■ Written problem ■
Look through the records below and collect all lines that hold the string "configuration".

■ Source records ■

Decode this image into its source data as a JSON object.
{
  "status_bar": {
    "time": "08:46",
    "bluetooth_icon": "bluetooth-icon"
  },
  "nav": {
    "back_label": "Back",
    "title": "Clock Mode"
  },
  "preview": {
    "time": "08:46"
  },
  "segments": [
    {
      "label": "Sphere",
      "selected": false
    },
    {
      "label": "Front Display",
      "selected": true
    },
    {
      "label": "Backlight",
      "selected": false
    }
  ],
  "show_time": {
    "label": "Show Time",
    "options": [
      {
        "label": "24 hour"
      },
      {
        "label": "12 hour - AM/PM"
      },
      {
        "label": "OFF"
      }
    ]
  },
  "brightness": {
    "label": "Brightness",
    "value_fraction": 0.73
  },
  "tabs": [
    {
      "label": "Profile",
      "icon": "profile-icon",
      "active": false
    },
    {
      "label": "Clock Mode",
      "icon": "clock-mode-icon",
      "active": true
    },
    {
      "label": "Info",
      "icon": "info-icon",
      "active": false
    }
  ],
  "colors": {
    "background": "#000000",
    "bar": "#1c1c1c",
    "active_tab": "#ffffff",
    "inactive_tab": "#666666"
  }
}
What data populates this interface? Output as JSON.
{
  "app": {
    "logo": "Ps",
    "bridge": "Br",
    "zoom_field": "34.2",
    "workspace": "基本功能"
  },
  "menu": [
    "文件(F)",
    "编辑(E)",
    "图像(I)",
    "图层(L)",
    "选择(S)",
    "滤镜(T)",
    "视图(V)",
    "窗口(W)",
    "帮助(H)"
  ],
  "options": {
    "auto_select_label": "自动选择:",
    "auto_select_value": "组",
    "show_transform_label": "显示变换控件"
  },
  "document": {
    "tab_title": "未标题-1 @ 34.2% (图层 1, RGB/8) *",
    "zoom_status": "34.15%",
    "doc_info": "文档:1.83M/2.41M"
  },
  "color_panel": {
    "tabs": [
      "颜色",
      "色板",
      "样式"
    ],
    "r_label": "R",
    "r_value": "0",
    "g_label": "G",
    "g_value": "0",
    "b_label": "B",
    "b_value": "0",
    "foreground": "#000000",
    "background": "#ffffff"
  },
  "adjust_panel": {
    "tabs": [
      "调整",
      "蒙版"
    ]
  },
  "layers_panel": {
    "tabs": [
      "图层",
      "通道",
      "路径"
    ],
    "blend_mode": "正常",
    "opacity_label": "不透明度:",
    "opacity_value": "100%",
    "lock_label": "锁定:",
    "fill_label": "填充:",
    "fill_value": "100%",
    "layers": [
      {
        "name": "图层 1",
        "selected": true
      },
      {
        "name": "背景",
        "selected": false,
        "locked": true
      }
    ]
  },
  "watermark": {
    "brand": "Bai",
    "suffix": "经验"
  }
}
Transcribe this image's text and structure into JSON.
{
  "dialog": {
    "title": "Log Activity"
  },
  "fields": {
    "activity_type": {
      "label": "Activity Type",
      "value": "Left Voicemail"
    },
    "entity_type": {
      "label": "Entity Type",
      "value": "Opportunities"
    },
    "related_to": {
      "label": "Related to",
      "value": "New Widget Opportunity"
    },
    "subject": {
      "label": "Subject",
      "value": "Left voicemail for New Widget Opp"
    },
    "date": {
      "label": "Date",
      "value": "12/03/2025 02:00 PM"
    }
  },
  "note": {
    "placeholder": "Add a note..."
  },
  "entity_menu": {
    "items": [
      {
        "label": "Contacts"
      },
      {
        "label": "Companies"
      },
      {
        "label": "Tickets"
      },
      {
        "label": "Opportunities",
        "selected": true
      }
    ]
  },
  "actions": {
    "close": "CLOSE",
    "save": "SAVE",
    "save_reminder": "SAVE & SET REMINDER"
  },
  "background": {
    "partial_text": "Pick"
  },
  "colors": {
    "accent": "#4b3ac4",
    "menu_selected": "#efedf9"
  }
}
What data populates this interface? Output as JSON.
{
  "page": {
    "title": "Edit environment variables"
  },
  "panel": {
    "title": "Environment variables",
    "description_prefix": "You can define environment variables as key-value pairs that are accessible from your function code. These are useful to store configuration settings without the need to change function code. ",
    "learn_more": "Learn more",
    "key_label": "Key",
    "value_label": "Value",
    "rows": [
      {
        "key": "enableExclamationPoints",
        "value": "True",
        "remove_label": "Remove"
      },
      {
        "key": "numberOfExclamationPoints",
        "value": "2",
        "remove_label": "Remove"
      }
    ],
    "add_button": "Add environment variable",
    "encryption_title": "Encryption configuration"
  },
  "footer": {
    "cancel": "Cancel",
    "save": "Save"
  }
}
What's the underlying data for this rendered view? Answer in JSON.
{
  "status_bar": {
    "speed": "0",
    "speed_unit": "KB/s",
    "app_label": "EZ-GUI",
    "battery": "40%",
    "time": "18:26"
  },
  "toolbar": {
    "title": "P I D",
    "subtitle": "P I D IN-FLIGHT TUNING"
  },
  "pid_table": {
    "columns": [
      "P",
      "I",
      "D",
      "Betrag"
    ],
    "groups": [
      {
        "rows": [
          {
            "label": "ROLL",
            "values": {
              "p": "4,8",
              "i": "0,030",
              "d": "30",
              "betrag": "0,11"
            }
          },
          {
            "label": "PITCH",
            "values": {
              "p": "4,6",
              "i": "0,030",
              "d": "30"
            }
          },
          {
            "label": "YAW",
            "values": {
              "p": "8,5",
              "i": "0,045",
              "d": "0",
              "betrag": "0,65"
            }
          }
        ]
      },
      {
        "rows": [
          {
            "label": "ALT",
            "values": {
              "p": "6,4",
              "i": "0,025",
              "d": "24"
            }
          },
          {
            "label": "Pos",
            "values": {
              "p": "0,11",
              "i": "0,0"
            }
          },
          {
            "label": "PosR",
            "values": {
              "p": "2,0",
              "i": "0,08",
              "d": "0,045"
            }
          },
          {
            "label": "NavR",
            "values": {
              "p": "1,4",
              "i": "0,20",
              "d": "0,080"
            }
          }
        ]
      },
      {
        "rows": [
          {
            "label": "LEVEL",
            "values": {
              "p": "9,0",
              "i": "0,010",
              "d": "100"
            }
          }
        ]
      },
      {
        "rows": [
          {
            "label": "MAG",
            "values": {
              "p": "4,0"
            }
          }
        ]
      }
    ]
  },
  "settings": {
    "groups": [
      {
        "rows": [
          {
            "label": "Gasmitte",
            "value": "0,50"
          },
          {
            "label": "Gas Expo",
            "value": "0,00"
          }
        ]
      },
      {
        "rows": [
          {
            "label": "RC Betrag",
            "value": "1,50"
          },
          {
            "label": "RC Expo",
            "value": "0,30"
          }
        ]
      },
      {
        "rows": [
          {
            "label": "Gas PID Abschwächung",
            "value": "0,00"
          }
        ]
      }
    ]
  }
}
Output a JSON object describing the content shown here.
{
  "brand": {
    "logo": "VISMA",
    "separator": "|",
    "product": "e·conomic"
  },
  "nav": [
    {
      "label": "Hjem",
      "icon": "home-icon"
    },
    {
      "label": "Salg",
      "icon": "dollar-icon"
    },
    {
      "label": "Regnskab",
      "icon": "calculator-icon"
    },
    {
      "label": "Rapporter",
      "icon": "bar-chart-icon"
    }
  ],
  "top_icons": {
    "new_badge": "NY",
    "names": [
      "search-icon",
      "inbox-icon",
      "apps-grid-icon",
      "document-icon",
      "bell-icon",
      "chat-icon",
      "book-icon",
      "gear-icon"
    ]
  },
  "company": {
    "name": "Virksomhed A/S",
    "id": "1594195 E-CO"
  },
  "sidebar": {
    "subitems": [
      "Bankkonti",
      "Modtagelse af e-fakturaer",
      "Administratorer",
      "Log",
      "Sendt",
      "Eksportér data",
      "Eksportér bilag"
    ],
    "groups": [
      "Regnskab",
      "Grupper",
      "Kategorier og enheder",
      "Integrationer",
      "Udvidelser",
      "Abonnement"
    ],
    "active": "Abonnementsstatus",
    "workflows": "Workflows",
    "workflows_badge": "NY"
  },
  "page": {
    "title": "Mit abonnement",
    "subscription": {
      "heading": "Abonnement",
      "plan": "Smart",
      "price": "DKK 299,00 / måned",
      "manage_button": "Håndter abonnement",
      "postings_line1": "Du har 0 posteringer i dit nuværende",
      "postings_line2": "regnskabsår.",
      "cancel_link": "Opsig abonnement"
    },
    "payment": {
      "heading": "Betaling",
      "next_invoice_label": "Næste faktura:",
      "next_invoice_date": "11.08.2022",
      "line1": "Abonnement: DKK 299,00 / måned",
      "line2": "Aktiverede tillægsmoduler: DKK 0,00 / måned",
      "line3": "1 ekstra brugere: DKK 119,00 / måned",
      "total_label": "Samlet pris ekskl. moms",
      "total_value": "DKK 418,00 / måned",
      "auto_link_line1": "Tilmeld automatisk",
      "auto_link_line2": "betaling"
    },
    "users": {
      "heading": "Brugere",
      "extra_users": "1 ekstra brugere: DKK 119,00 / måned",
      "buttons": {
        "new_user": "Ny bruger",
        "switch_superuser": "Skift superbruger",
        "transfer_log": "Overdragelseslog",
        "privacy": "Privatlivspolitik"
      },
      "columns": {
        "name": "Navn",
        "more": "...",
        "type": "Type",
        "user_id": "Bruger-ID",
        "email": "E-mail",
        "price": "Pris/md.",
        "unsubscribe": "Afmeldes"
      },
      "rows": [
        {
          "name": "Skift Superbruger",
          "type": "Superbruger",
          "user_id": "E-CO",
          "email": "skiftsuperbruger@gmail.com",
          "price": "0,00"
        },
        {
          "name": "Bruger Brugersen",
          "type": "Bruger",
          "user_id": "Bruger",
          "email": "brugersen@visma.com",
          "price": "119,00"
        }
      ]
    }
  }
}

■ Result of this exercise ■
    "description_prefix": "You can define environment variables as key-value pairs that are accessible from your function code. These are useful to store configuration settings without the need to change function code. ",
    "encryption_title": "Encryption configuration"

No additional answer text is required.